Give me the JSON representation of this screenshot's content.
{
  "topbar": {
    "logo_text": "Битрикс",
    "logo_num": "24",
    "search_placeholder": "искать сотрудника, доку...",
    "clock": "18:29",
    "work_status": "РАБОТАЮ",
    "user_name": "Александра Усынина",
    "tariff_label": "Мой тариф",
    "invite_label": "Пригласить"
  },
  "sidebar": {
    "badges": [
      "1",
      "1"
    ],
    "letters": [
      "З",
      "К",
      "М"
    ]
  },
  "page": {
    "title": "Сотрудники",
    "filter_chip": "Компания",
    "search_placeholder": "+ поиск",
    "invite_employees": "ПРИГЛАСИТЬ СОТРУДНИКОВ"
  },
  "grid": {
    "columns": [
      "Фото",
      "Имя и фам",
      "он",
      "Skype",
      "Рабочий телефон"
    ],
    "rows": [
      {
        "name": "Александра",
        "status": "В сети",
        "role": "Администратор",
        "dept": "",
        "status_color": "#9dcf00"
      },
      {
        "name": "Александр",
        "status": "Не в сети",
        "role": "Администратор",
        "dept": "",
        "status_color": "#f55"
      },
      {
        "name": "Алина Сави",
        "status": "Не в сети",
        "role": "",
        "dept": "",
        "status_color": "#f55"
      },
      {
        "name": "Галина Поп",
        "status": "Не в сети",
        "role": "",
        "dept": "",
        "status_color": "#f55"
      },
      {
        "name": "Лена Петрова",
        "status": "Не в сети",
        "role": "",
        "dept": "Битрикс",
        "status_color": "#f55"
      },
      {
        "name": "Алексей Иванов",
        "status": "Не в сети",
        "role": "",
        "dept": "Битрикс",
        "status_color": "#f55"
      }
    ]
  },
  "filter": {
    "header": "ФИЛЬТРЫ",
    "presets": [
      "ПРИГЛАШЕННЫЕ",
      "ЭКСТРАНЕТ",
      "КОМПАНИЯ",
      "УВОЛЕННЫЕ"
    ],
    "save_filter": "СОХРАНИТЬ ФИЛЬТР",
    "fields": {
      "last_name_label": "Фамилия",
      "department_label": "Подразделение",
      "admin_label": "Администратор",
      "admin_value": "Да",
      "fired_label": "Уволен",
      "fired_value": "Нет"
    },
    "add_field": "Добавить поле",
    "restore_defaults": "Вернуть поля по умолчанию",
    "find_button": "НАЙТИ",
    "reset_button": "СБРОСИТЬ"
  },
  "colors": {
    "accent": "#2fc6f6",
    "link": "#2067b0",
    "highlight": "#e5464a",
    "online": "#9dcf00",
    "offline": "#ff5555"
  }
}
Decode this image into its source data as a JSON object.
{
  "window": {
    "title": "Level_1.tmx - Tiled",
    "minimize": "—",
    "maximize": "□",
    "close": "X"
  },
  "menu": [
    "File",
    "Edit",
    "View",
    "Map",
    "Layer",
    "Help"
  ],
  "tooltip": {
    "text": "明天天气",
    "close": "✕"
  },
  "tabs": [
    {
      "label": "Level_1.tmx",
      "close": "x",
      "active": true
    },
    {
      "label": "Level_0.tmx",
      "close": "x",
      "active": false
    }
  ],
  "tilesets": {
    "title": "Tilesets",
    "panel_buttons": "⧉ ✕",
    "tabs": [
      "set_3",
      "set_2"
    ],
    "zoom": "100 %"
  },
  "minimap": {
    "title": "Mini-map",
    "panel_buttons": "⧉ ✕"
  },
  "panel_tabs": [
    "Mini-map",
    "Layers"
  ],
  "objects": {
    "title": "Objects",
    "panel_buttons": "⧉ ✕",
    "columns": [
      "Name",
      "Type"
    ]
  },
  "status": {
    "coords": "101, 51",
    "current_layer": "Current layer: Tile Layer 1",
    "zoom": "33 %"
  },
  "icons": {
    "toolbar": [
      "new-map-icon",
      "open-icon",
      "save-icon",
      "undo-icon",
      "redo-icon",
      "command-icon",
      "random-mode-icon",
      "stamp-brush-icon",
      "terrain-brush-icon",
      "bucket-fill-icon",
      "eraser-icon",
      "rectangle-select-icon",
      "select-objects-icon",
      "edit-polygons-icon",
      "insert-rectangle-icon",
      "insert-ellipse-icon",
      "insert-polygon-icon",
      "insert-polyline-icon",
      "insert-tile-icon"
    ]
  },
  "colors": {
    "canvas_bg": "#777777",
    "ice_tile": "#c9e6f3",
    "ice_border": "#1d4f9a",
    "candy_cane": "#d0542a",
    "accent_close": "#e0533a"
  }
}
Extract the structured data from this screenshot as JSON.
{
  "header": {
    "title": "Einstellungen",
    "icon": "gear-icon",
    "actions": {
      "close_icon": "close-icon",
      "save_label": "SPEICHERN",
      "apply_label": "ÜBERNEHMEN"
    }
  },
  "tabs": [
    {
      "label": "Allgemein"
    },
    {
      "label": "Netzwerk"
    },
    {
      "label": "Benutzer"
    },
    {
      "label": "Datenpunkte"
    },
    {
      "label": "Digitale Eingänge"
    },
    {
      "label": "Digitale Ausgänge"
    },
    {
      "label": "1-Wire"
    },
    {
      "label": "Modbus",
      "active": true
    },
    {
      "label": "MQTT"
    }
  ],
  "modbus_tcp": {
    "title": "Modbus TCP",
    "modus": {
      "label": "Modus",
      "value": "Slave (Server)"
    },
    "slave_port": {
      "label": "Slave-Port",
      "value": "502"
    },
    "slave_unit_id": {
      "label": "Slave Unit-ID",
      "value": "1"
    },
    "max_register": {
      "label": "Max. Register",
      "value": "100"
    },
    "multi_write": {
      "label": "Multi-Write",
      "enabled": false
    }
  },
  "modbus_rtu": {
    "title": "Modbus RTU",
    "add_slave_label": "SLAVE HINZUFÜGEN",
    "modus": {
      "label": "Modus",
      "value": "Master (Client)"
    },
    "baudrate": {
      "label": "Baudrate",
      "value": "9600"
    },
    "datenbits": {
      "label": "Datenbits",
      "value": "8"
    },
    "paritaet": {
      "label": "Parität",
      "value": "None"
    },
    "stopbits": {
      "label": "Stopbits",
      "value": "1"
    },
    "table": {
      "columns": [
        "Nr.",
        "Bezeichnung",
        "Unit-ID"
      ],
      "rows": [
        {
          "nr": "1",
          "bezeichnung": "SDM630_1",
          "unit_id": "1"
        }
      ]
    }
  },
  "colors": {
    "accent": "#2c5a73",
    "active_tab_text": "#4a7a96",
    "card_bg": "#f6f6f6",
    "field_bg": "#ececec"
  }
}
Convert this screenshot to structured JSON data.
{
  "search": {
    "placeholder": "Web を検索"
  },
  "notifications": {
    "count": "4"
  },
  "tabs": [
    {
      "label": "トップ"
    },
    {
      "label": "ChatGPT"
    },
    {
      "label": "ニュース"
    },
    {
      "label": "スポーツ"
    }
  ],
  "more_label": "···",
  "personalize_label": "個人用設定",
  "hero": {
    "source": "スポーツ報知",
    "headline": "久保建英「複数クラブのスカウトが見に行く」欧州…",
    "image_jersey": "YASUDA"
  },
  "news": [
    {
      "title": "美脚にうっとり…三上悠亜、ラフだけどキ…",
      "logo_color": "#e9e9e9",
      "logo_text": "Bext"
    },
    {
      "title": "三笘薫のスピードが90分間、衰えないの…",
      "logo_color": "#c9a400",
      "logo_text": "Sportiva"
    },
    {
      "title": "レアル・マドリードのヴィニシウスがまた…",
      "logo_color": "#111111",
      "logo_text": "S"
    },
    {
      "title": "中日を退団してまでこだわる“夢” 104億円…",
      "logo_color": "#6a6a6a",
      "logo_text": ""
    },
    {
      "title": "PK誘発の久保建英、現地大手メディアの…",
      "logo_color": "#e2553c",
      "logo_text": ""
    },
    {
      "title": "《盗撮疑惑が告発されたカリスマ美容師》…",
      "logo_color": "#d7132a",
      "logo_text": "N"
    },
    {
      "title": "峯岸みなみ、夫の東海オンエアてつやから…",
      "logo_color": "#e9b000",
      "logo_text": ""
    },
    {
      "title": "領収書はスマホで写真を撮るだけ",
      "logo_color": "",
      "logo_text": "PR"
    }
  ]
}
-----
* _Required work_
How many of the lines in the listing above hold the word "source"? Report only that figure.

* _The result_
2